(Beginning of Document section)

Provenance (knowing which prices you got)

Because prices can come from a pinned file, a months-old seed, or a fresh refresh, every cost-bearing command states where its numbers came from:

pricing: merged (updated 2026-06-08T00:00:00Z, 2d old) — just refreshed from OpenRouter

estimate, generate, grade, export, and status all print this line. Programmatically the same provenance is on Estimate.pricing and ExportResult.pricing (a PricingProvenance: source, updated_at, age_days, refreshed), and PreparedStudy.pricing_refreshed flags whether a live refresh ran during preparation.

Provider prompt caching (how it's priced and reported)

Providers discount input tokens whose prefix they recently processed. Which options engage this, their measured price/time trade-offs, and when to use them live in Cost Savings (cache_schedule, split_prompt, split_rubric, direct API vs OpenRouter). This page covers only the accounting:

  • Every row records cache_read_tokens / cache_write_tokens; run summaries print per-condition totals and the hit rate (cache_read=… cache_write=… hit_rows=…). Zeros on a run that should cache are the diagnostic signal.

(End of Document section)

* Questions to answer:
A. List every command that the section on pricing provenance says prints the pricing line.
B. Resume the section on pricing provenance and prompt caching, picking up after its final sentence.

(Beginning of Dataset records)

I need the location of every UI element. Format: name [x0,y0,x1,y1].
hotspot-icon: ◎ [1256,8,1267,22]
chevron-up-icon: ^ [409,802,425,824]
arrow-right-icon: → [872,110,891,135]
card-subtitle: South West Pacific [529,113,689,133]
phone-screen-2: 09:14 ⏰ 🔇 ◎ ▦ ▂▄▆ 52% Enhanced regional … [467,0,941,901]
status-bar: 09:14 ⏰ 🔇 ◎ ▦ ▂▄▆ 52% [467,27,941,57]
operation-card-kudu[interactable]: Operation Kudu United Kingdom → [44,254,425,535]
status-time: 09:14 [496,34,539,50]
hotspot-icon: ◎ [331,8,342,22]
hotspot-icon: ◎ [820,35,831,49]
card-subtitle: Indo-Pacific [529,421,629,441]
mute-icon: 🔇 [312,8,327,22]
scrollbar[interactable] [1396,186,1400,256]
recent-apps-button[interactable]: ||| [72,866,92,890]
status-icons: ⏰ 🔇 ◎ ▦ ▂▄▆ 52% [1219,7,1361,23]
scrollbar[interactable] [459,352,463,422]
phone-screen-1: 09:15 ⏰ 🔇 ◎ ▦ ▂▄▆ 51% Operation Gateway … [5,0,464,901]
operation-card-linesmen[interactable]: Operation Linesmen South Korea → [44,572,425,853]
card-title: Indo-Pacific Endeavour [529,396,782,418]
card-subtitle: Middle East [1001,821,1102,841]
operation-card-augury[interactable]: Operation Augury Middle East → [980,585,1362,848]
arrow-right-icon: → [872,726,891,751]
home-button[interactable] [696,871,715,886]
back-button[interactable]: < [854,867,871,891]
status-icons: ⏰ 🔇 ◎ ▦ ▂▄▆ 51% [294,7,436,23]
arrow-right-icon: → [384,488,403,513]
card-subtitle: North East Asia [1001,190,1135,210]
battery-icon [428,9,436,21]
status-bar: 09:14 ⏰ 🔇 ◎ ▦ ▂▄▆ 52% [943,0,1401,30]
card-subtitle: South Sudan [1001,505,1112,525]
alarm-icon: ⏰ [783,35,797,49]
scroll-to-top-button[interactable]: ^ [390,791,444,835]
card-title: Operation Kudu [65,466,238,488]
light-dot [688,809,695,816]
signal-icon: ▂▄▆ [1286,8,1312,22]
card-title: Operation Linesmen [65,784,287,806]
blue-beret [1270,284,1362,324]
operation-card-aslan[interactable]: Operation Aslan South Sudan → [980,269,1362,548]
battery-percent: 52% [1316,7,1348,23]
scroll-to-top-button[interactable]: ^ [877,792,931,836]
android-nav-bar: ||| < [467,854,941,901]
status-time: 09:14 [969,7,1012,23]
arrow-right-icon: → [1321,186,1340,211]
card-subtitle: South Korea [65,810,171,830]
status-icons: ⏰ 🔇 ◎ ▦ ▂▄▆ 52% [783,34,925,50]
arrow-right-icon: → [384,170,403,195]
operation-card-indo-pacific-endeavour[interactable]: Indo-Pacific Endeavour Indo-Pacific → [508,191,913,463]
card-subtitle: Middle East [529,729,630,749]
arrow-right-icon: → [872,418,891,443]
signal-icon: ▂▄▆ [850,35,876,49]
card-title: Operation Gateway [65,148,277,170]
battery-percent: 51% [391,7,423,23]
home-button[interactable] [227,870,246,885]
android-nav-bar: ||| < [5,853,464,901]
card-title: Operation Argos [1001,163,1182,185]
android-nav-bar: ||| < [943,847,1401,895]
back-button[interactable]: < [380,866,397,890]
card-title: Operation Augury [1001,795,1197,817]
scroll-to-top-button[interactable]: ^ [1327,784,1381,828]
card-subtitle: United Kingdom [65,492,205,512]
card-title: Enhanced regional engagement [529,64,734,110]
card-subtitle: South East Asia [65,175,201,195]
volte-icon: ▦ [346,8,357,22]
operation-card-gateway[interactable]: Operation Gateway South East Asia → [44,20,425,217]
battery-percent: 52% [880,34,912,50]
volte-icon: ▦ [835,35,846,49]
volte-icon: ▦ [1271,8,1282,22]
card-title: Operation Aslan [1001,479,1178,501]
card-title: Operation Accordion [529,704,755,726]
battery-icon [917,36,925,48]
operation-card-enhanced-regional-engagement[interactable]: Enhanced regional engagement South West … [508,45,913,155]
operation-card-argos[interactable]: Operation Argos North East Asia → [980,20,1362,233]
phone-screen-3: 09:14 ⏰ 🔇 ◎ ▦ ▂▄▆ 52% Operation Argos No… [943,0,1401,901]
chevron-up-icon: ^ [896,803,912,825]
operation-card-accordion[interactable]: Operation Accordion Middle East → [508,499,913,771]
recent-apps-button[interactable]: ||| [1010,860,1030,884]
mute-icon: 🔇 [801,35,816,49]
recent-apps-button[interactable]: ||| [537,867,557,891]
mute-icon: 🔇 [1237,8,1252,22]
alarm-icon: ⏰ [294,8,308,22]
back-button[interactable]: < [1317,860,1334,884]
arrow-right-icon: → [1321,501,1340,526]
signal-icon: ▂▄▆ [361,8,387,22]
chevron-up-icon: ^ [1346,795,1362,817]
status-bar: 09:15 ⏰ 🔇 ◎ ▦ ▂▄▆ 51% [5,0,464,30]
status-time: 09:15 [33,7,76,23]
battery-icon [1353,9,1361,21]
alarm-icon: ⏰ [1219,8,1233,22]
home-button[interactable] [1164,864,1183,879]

(End of Dataset records)

* Outputs for the tasks:
A. estimate, generate, grade, export, status

B.
  • Cache reads are priced at the model's cache-read rate (default 0.1× input); cache writes are priced at 1.25× input for Anthropic-family models (an explicit-caching surcharge) and $0 for providers with free automatic caching (OpenAI, Gemini, DeepSeek). --refresh-pricing pulls per-model cache rates from OpenRouter where published.
  • inspect's accounting keeps input_tokens exclusive of the cache buckets: true input = input + cache_read + cache_write. The savings report below relies on this.
  • Cache lifetimes are minutes, so these discounts apply within a run, not across days — cross-run reuse is the local response cache's job (a local-cache hit has null tokens and usd = 0.0, a different signature than a provider cache read).

Where actual costs come from

Per-sample token usage from inspect logs × the pricing table, recorded on every solutions/gradings row (usd) and aggregated per (run × stage × condition × model) in the ledger. Cache-served calls record usd = 0.0. export verifies ledger totals equal row sums; checking the totals against your provider dashboards is a manual step (expect the batch approximation delta).

Savings and per-provider spend

export re-prices the ledger's stored tokens at the current table to report what the package saved versus a plain-API list price, plus a per-provider breakdown (ExportResult.cost, a CostReport):

spend: generate $1.20 | grade $2.92
savings vs list price: $5.68 (58%) — cache $3.10, batch $2.58 (estimated; excludes resume / response-cache reuse)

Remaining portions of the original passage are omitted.